Большинство из нас считают, что цыган в толпе отличить легко и просто. Бытует давно и четко сформировавшийся образ: женщины в длинных цветных юбках, которые пристают на улице с гаданиями или попрошайничают вместе со своими детьми. И смуглые, кудрявые мужчины в рубашках навыпуск…
На самом деле подавляющее большинство современных цыган этому образу не соответствуют. Многие из них уже в котором поколении обладают вполне славянской внешностью, да и заняты самым широким кругом дел: среди моих знакомых есть рабочие, врачи, учителя, шоферы, скотоводы, писатели, летчики, артисты и так далее. Они одеты, как мы. Они говорят по-русски без акцента. Их дети ходят в наши школы и поступают в наши институты.
Второй укоренившийся стереотип менее распространен, но все же мы привыкли воспринимать этот народ как единый, «монолитный». Между тем при ближайшем рассмотрении бросается в глаза именно пестрота цыганского мира, сходная с пестротой цыганских одежд. Так, раньше этих выходцев из Индии подразделяли на кочевых и оседлых. Сейчас свое жилье есть практически у всех, включая даже тех, кто все еще проводит некоторую часть времени на заработках.

== ИСХОДНЫЕ ДАННЫЕ ==
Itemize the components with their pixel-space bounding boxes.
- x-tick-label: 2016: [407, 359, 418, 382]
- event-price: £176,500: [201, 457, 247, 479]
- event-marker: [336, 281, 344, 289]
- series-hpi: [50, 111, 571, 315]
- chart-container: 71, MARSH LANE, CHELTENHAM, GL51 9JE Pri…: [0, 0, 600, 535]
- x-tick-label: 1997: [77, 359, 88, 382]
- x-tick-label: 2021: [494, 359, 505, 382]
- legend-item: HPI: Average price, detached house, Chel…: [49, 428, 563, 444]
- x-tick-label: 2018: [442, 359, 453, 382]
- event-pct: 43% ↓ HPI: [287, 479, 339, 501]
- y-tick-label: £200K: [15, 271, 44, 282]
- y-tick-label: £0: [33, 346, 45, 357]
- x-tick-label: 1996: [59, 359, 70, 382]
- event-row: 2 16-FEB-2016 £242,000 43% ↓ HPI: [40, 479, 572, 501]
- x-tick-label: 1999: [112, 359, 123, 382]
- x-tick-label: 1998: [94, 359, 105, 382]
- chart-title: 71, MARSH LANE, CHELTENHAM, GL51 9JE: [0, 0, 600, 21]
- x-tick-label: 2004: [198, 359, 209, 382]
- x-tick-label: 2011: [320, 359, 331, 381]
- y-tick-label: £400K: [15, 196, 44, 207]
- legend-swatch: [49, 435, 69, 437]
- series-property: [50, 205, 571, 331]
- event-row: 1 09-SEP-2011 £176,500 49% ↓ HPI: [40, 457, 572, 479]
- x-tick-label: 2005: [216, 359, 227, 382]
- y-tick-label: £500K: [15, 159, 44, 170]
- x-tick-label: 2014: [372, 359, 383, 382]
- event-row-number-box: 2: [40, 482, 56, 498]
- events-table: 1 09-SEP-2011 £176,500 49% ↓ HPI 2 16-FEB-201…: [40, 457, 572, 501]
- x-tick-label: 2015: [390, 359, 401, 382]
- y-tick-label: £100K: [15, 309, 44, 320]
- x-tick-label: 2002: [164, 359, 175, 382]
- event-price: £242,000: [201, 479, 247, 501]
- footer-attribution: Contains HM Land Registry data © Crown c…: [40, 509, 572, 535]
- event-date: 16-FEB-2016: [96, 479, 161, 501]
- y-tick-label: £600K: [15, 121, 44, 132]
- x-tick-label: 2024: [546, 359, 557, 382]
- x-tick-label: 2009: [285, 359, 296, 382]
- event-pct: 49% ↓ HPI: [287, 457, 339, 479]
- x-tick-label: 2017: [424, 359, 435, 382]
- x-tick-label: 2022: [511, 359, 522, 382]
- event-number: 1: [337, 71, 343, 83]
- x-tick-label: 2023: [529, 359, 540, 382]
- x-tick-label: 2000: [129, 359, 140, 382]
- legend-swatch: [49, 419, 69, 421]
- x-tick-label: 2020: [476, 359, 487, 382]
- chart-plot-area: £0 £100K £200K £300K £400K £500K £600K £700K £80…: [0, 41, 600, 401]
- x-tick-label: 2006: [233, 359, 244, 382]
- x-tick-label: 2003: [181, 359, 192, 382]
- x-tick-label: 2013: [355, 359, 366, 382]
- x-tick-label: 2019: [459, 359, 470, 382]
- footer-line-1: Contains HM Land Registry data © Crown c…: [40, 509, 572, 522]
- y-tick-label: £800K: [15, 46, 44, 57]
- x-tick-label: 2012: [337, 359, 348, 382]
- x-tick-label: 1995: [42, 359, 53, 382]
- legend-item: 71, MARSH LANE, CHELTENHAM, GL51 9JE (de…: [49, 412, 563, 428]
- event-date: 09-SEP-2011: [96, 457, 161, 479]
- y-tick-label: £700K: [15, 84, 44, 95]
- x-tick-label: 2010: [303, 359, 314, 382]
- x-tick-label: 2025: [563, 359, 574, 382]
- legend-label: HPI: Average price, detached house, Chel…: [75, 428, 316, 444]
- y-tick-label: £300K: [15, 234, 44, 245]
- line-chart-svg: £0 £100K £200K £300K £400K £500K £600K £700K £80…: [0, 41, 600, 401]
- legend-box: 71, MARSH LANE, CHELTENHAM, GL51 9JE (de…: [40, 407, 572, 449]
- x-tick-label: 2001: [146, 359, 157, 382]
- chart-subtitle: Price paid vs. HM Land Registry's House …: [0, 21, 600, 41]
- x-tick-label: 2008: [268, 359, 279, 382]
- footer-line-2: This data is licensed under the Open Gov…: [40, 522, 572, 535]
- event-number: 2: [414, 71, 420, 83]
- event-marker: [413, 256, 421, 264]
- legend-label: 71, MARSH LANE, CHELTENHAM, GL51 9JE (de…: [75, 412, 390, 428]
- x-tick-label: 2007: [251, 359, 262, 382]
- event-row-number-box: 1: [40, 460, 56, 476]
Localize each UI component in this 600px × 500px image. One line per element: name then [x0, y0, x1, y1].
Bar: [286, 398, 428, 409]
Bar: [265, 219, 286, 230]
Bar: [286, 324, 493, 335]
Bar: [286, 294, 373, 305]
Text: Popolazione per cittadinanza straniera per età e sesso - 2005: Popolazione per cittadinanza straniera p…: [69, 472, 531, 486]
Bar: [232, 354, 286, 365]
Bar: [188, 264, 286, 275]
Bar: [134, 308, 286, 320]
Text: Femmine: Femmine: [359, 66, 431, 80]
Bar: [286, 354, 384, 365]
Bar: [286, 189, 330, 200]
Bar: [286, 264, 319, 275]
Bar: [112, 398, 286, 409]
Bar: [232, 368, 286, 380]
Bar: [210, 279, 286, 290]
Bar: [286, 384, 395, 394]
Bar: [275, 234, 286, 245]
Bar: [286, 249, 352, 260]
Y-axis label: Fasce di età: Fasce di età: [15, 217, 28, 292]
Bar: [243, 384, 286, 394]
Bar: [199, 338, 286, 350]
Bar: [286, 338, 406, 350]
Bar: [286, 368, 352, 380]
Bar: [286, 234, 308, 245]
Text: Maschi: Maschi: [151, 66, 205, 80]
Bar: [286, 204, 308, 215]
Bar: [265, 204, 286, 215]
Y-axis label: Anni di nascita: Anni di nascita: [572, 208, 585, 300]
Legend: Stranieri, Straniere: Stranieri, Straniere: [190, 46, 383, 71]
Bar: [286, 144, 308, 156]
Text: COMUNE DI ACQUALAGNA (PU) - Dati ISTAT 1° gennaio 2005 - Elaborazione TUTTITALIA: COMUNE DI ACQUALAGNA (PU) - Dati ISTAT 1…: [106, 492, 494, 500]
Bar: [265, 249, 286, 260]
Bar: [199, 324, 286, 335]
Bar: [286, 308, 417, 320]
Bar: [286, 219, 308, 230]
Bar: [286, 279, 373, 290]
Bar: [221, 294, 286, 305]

== ЗАДАНИЕ ==
Перепишите без изменений часть текста о цыганах начиная со слов «Большинство из нас» и до слов «в наши институты.» включительно.

== ОЖИДАЕМЫЙ ОТВЕТ ==
Большинство из нас считают, что цыган в толпе отличить легко и просто. Бытует давно и четко сформировавшийся образ: женщины в длинных цветных юбках, которые пристают на улице с гаданиями или попрошайничают вместе со своими детьми. И смуглые, кудрявые мужчины в рубашках навыпуск…
На самом деле подавляющее большинство современных цыган этому образу не соответствуют. Многие из них уже в котором поколении обладают вполне славянской внешностью, да и заняты самым широким кругом дел: среди моих знакомых есть рабочие, врачи, учителя, шоферы, скотоводы, писатели, летчики, артисты и так далее. Они одеты, как мы. Они говорят по-русски без акцента. Их дети ходят в наши школы и поступают в наши институты.